**Task objective**
Copy each line of the records that holds the string "title".

================

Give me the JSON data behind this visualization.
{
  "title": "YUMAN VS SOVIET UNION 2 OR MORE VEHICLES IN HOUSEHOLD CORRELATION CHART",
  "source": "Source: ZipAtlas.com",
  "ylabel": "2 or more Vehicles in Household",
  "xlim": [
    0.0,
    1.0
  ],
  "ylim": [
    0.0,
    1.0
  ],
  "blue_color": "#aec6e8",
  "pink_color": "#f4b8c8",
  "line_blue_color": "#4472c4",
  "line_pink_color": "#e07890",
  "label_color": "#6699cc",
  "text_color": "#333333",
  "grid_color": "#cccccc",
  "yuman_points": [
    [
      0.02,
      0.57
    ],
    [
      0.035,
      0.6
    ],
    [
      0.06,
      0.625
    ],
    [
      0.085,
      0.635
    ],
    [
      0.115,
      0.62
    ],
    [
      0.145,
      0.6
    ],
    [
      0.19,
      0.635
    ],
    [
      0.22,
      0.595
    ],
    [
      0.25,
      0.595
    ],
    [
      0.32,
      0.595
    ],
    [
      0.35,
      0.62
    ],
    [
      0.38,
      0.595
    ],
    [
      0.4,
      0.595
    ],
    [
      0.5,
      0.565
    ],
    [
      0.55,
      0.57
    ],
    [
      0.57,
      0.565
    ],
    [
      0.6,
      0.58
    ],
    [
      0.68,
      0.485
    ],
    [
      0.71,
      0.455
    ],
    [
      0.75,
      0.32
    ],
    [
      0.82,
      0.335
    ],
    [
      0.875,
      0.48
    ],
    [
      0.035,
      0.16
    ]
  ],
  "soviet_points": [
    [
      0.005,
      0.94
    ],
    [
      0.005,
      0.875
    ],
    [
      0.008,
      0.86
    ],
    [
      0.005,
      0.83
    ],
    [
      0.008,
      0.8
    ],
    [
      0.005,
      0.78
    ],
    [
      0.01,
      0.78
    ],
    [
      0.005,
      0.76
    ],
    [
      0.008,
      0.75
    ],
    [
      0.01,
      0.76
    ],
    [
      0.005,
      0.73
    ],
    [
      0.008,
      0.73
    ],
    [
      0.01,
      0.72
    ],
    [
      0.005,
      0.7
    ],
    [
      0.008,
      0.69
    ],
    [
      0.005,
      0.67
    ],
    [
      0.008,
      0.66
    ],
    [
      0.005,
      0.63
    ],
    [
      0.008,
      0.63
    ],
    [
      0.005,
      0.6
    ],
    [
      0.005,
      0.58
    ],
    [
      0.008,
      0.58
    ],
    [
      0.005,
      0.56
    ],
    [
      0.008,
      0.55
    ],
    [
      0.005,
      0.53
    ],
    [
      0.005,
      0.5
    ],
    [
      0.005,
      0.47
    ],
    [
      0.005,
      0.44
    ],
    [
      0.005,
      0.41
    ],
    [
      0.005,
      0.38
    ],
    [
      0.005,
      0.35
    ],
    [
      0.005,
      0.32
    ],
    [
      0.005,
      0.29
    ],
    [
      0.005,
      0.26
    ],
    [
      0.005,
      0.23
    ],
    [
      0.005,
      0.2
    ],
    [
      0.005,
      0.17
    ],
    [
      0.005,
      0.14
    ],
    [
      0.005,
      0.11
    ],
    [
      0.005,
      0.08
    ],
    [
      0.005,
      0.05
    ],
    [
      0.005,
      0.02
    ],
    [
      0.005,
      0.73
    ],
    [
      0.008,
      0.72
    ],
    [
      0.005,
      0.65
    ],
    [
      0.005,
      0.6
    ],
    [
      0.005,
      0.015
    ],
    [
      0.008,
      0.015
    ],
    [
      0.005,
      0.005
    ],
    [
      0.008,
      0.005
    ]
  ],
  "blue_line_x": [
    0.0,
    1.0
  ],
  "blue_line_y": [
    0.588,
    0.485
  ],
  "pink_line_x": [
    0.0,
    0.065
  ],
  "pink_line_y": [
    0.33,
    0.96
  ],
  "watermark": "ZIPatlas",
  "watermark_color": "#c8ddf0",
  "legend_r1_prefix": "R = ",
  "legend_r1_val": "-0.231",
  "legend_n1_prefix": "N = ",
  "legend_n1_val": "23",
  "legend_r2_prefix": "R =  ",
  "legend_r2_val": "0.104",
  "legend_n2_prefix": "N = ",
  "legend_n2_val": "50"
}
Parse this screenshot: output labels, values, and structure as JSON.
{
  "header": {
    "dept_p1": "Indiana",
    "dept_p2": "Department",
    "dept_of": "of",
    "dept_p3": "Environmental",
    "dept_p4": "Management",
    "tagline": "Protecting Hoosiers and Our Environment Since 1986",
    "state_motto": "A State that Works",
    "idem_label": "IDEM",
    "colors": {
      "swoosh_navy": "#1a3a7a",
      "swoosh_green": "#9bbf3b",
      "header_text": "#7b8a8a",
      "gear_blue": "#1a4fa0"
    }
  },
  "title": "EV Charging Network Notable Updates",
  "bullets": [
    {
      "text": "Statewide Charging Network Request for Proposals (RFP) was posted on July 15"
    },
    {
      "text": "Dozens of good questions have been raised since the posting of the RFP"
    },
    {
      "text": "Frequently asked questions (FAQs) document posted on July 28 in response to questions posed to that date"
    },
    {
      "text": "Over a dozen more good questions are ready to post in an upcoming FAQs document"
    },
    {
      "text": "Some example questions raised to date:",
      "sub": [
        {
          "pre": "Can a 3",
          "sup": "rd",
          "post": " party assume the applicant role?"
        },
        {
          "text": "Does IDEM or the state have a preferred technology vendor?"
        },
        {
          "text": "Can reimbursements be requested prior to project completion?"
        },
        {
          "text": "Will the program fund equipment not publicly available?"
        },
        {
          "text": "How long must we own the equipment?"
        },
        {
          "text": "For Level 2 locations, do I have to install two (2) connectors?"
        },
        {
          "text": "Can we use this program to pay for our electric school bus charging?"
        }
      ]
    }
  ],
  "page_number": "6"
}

================

**Complete answer**
  "title": "YUMAN VS SOVIET UNION 2 OR MORE VEHICLES IN HOUSEHOLD CORRELATION CHART",
  "title": "EV Charging Network Notable Updates",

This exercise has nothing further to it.